# Work required
Look for the string "late" and copy every line that has it.

Stored items from a collection:
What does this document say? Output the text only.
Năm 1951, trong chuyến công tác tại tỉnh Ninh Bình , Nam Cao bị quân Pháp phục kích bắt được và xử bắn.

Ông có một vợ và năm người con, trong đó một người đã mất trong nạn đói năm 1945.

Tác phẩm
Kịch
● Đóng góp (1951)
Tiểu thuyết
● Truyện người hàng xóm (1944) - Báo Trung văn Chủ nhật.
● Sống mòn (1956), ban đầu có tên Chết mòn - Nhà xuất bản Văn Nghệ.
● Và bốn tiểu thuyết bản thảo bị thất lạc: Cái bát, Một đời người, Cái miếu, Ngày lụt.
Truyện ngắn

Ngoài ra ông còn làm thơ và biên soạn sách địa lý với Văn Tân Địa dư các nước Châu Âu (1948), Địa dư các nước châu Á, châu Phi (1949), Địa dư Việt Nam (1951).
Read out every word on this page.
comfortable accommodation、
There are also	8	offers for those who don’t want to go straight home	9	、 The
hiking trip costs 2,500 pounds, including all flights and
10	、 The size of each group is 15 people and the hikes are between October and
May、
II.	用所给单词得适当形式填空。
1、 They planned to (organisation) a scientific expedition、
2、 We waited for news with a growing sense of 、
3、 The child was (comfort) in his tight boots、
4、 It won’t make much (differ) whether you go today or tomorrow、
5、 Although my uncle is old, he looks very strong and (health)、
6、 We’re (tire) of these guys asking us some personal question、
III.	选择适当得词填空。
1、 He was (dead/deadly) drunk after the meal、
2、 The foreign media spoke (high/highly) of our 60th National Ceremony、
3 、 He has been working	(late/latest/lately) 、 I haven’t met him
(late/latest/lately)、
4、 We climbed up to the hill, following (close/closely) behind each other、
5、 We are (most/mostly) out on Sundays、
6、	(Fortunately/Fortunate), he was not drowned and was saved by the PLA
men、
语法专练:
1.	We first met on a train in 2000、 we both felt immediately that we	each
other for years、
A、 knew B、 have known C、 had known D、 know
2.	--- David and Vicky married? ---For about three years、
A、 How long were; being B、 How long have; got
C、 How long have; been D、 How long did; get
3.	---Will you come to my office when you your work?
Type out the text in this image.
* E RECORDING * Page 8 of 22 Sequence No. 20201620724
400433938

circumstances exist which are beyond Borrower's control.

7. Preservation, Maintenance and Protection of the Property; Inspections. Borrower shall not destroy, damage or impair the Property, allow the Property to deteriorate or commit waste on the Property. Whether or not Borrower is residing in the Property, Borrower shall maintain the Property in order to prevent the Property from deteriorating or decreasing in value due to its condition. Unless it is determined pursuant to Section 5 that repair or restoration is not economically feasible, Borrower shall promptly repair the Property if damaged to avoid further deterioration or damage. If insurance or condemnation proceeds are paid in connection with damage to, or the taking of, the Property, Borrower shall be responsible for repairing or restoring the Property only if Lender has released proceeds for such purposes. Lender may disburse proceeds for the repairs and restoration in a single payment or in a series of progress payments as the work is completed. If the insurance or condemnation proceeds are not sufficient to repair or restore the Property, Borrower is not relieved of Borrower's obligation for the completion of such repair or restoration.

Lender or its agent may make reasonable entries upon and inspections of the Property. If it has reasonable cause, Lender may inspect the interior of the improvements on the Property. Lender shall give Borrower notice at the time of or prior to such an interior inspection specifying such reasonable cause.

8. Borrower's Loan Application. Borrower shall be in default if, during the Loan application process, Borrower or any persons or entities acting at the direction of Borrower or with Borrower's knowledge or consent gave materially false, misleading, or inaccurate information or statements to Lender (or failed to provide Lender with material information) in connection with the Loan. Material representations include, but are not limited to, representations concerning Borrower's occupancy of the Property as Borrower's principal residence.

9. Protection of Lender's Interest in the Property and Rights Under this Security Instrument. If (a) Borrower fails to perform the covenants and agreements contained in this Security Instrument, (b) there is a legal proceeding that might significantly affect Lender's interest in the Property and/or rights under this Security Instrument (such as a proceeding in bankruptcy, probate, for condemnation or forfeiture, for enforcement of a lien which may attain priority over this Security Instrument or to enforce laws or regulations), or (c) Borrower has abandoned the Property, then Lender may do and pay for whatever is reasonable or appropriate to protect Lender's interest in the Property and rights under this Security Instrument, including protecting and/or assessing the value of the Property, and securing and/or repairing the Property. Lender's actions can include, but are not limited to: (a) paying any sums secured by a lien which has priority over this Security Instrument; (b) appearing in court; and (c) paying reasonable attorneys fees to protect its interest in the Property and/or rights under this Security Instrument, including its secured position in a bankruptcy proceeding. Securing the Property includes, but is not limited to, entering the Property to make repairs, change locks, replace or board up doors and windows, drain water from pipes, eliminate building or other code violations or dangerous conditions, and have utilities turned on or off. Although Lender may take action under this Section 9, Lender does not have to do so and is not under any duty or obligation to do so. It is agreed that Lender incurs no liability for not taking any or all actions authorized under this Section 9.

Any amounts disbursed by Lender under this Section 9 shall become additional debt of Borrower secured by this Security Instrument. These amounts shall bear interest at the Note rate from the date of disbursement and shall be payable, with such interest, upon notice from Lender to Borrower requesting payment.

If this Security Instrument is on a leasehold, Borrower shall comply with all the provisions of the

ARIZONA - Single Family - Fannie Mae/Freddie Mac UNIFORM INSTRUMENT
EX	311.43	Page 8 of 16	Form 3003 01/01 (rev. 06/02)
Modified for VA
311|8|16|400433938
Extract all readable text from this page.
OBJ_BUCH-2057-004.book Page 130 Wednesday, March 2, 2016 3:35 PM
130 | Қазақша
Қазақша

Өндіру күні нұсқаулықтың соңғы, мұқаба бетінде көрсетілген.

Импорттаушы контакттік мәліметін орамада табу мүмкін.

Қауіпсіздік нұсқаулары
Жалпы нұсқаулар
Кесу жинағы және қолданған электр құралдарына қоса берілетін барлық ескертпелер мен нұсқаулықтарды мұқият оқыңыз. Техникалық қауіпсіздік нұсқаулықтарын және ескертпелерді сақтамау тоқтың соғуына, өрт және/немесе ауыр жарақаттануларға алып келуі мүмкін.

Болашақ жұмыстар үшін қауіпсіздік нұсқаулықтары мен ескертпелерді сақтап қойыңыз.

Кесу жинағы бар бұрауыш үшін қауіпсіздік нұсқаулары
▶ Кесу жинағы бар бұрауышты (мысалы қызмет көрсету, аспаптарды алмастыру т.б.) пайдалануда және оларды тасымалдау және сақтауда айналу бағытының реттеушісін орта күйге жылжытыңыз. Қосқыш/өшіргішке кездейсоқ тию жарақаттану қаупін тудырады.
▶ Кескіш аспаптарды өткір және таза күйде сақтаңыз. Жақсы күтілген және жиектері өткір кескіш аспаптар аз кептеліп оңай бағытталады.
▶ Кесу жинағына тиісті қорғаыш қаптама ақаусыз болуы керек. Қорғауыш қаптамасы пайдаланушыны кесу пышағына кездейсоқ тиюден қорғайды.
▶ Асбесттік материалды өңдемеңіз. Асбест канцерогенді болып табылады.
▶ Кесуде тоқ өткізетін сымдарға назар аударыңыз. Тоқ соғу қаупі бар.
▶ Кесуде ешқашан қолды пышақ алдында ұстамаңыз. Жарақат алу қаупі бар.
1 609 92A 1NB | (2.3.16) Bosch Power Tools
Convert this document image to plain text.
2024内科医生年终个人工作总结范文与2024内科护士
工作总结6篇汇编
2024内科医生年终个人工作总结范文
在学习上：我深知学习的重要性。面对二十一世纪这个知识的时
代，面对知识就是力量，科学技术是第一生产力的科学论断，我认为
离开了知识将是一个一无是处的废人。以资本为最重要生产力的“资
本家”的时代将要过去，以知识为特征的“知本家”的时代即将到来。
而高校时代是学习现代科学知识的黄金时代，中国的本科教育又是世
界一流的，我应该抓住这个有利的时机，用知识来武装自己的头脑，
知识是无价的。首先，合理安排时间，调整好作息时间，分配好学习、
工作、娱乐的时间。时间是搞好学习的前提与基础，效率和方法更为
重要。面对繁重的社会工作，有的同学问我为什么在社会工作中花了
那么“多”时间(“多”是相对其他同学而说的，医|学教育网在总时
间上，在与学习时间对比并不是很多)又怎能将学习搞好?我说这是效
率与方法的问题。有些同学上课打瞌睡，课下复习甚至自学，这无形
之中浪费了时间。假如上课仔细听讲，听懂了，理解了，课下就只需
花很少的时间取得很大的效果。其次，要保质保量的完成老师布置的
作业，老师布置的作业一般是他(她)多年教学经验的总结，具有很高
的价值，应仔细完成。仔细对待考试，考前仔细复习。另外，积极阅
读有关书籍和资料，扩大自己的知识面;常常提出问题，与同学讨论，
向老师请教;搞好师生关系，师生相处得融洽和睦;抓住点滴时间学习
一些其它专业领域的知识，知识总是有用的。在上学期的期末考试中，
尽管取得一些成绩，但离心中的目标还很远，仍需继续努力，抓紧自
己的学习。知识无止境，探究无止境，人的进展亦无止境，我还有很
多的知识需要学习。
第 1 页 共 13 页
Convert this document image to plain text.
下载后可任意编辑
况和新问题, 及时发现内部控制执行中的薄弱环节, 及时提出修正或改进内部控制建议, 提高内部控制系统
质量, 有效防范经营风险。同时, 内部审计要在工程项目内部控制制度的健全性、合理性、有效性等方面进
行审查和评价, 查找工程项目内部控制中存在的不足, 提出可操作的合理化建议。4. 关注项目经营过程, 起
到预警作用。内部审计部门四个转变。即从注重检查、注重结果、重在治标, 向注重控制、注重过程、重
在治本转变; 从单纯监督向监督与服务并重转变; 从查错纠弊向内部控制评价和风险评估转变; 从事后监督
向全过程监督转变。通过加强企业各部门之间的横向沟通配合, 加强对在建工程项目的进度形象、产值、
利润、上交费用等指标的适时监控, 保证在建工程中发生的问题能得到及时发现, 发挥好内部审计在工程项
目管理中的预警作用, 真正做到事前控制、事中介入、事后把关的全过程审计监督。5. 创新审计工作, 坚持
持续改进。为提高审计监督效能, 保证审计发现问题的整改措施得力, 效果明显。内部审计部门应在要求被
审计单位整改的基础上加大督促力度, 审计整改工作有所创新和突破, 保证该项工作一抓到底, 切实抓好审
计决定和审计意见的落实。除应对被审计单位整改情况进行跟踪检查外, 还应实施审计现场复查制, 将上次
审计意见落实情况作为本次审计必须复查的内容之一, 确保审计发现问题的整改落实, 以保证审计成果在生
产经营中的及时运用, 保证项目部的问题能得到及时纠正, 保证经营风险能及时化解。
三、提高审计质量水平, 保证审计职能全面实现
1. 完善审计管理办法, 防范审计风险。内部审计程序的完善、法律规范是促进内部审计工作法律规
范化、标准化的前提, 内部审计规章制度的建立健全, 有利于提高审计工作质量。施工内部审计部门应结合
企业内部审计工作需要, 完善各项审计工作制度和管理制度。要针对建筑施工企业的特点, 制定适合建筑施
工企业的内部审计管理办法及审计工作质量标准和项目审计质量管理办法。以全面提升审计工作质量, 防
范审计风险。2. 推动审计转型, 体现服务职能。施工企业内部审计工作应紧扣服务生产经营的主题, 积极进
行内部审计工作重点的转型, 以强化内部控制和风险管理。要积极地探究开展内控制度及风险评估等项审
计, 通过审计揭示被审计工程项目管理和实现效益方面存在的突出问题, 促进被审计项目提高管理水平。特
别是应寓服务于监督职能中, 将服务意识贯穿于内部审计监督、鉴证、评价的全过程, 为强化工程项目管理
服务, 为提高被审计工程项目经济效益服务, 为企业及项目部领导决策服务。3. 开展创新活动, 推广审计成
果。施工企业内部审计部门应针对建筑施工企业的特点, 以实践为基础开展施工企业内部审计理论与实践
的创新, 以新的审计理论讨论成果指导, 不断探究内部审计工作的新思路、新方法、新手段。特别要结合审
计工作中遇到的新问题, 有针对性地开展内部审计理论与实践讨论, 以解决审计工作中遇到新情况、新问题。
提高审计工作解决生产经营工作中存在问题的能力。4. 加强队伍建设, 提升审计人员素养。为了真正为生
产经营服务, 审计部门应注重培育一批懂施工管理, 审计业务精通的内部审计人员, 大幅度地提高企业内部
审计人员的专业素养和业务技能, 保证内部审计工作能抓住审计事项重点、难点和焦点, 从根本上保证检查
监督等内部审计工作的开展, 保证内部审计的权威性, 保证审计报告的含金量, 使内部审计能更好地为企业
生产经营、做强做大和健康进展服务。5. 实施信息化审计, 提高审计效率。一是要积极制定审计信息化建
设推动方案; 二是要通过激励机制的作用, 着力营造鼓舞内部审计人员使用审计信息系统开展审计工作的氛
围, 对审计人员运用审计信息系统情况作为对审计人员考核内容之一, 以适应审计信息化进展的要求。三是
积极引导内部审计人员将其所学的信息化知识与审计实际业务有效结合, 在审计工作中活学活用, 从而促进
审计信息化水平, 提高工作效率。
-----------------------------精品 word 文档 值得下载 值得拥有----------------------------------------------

# Correct result
3 、 He has been working	(late/latest/lately) 、 I haven’t met him
(late/latest/lately)、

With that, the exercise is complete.